_Exercise requirements:_
1/ Turn the paragraph beginning "Farr West is a city on the northern edge" in the Farr West, Utah article into a short bulleted list that keeps its main facts.
2/ Render this sentence from the Farr West, Utah article in Spanish: "Farr West is bordered by Plain City to the west, Willard to the north, Pleasant View to the northeast, Harrisville to the east, and Marriott-Slaterville to the south."
3/ Extend the Farr West, Utah article by writing on from its final sentence.

- Location in Weber County and the state of Utah
- Coordinates: 41°18′06″N 112°01′54″W﻿ / ﻿41.30167°N 112.03167°W
- Country: United States
- State: Utah
- County: Weber
- Settled: 1858
- Incorporated: 1981
- Founded by: Joseph Taylor
- Named after: Lorin Farr and Chauncey W. West and a nod to Far West, Missouri

Area
- • Total: 5.92 sq mi (15.33 km^{2})
- • Land: 5.92 sq mi (15.33 km^{2})
- • Water: 0 sq mi (0.00 km^{2})
- Elevation: 4,252 ft (1,296 m)

Population (2020)
- • Total: 7,691
- • Estimate (2019): 7,385
- • Density: 1,247.4/sq mi (481.62/km^{2})
- Time zone: UTC-7 (Mountain (MST))
- • Summer (DST): UTC-6 (MDT)
- ZIP code: 84404
- Area codes: 385, 801
- FIPS code: 49-24850
- GNIS feature ID: 2410489
- Website: farrwestcity.net

= Farr West, Utah =

City in Utah, United States

Farr West is a city on the northern edge of Weber County, Utah. The population was 7,691 at the 2020 census, up from 5,928 at the 2010 census. It is part of the Ogden–Clearfield metropolitan area. As of January 2026, the mayor is David Bolos.

==Geography==
According to the United States Census Bureau, the city has a total area of 5.8 square miles (15.1 km^{2}), all land.

Farr West is bordered by Plain City to the west, Willard to the north, Pleasant View to the northeast, Harrisville to the east, and Marriott-Slaterville to the south.

==History==
The city was named after Lorin Farr and Chauncey W. West, who was the son-in-law of Abraham Hoagland. The name echoes "Far West", an important early Mormon settlement in frontier Missouri. The city was led by Mayor Jimmie Papageorge.

(Dataset entries)
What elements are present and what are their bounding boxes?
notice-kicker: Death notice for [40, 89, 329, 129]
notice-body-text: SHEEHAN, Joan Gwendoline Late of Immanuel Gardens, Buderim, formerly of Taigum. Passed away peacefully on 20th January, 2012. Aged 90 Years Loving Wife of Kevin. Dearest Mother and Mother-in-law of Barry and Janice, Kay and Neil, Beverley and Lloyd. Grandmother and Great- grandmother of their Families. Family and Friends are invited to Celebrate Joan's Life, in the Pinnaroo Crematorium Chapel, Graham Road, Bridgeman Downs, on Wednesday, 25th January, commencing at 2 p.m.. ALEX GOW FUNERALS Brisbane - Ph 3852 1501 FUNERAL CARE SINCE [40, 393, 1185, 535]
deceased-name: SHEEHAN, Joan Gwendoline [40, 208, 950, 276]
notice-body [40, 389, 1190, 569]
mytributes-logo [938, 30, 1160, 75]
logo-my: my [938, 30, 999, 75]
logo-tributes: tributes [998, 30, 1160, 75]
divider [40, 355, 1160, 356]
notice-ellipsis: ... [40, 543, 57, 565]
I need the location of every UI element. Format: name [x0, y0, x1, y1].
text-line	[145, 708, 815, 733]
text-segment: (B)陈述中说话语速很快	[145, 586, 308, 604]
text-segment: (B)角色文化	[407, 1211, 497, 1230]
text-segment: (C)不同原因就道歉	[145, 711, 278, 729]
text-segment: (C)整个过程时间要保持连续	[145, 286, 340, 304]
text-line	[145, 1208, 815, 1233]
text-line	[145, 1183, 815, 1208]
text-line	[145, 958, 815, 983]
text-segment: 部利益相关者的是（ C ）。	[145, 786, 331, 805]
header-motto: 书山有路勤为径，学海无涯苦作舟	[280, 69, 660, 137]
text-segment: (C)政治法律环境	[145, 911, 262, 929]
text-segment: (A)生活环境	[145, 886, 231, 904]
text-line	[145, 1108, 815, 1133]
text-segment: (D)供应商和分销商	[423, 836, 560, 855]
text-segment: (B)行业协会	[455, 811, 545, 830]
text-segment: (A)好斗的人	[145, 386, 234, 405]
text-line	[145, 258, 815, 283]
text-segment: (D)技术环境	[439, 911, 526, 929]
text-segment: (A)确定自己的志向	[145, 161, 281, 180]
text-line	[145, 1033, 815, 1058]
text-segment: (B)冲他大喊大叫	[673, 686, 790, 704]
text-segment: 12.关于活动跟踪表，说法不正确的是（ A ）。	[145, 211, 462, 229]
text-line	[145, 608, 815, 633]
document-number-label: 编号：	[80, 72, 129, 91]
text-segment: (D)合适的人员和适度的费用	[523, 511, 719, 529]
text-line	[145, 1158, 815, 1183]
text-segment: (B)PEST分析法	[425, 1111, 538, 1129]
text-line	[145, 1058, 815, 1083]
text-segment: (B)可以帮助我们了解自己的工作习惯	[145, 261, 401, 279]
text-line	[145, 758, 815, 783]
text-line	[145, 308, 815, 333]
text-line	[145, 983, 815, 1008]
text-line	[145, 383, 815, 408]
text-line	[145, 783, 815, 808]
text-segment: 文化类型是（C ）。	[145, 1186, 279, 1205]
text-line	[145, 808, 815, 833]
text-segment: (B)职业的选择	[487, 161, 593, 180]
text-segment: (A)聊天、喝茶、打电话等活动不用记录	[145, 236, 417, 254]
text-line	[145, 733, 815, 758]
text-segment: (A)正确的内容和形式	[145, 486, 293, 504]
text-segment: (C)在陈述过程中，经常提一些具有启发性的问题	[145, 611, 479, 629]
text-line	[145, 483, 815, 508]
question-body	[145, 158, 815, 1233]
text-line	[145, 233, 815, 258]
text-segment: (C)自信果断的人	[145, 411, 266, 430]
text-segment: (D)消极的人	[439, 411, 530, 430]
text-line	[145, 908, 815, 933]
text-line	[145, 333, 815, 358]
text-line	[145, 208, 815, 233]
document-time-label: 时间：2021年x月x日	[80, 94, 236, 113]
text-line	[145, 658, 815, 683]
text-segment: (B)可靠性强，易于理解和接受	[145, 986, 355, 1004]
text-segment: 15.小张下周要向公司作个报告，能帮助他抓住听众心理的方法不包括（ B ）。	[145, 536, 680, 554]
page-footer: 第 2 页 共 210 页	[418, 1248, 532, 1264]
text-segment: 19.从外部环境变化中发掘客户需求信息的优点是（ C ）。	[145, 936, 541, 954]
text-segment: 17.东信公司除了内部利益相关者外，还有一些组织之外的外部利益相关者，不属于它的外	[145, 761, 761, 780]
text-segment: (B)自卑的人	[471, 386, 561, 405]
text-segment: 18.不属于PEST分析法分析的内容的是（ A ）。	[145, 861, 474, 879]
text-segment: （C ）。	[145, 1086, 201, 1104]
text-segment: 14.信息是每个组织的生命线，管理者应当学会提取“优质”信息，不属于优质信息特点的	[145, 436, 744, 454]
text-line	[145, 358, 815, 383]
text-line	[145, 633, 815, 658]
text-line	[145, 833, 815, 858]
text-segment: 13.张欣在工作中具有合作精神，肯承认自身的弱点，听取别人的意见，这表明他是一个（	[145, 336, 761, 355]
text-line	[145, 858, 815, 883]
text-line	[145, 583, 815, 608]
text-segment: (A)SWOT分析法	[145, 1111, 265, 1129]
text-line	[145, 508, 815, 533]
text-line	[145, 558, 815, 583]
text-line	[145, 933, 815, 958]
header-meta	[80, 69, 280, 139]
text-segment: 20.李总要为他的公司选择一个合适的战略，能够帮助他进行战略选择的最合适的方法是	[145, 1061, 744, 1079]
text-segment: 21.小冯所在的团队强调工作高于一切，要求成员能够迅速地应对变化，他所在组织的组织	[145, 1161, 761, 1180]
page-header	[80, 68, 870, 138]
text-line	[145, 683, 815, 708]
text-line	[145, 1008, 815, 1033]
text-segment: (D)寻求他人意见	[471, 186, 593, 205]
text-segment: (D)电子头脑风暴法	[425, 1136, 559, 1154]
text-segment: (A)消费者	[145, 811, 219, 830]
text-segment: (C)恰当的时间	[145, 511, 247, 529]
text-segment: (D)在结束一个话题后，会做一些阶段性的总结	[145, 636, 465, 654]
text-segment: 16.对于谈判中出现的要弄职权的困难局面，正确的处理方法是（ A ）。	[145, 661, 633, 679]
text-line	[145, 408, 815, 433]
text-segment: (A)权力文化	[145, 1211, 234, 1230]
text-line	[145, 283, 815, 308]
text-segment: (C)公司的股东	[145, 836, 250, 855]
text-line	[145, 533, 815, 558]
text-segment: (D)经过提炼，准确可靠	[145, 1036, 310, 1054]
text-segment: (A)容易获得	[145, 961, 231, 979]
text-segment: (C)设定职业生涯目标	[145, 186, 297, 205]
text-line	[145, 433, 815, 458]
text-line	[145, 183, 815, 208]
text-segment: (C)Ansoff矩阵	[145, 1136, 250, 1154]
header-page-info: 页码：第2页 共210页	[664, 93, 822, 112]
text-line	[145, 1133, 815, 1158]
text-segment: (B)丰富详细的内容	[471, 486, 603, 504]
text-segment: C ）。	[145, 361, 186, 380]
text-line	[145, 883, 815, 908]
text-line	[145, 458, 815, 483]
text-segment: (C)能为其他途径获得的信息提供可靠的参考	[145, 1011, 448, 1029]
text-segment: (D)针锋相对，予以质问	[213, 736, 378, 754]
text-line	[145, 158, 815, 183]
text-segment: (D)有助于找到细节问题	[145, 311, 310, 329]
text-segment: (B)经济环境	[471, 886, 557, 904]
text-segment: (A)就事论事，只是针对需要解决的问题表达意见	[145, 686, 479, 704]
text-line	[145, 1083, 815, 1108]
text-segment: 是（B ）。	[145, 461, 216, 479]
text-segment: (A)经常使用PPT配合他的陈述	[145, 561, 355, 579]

_Your responses:_
1/
- Farr West is a city on the northern edge of Weber County, Utah.
- Population: 7,691 at the 2020 census, up from 5,928 at the 2010 census.
- It is part of the Ogden–Clearfield metropolitan area.
- Mayor as of January 2026: David Bolos.

2/ Farr West limita con Plain City al oeste, con Willard al norte, con Pleasant View al noreste, con Harrisville al este y con Marriott-Slaterville al sur.

3/
In 2014, Wahlquist Junior High was rebuilt and moved to another location in Farr West. There is now an elementary in the northern part of Farr West named Silver Ridge Elementary, which was erected in 2020.

==Demographics==

Historical population
| Census | Pop. | Note | %± |
| 1980 | 1,451 |  | — |
| 1990 | 2,178 |  | 50.1% |
| 2000 | 3,094 |  | 42.1% |
| 2010 | 5,928 |  | 91.6% |
| 2020 | 7,691 |  | 29.7% |
| 2023 (est.) | 8,021 |  | 4.3% |
U.S. Decennial Census

===2020 census===

As of the 2020 census, Farr West had a population of 7,691. The median age was 36.5 years. 31.8% of residents were under the age of 18 and 12.3% of residents were 65 years of age or older. For every 100 females there were 100.0 males, and for every 100 females age 18 and over there were 95.9 males age 18 and over.

100.0% of residents lived in urban areas, while 0.0% lived in rural areas.

There were 2,371 households in Farr West, of which 44.3% had children under the age of 18 living in them. Of all households, 75.8% were married-couple households, 8.6% were households with a male householder and no spouse or partner present, and 13.4% were households with a female householder and no spouse or partner present. About 15.1% of all households were made up of individuals and 8.1% had someone living alone who was 65 years of age or older.

There were 2,433 housing units, of which 2.5% were vacant. The homeowner vacancy rate was 1.3% and the rental vacancy rate was 7.1%.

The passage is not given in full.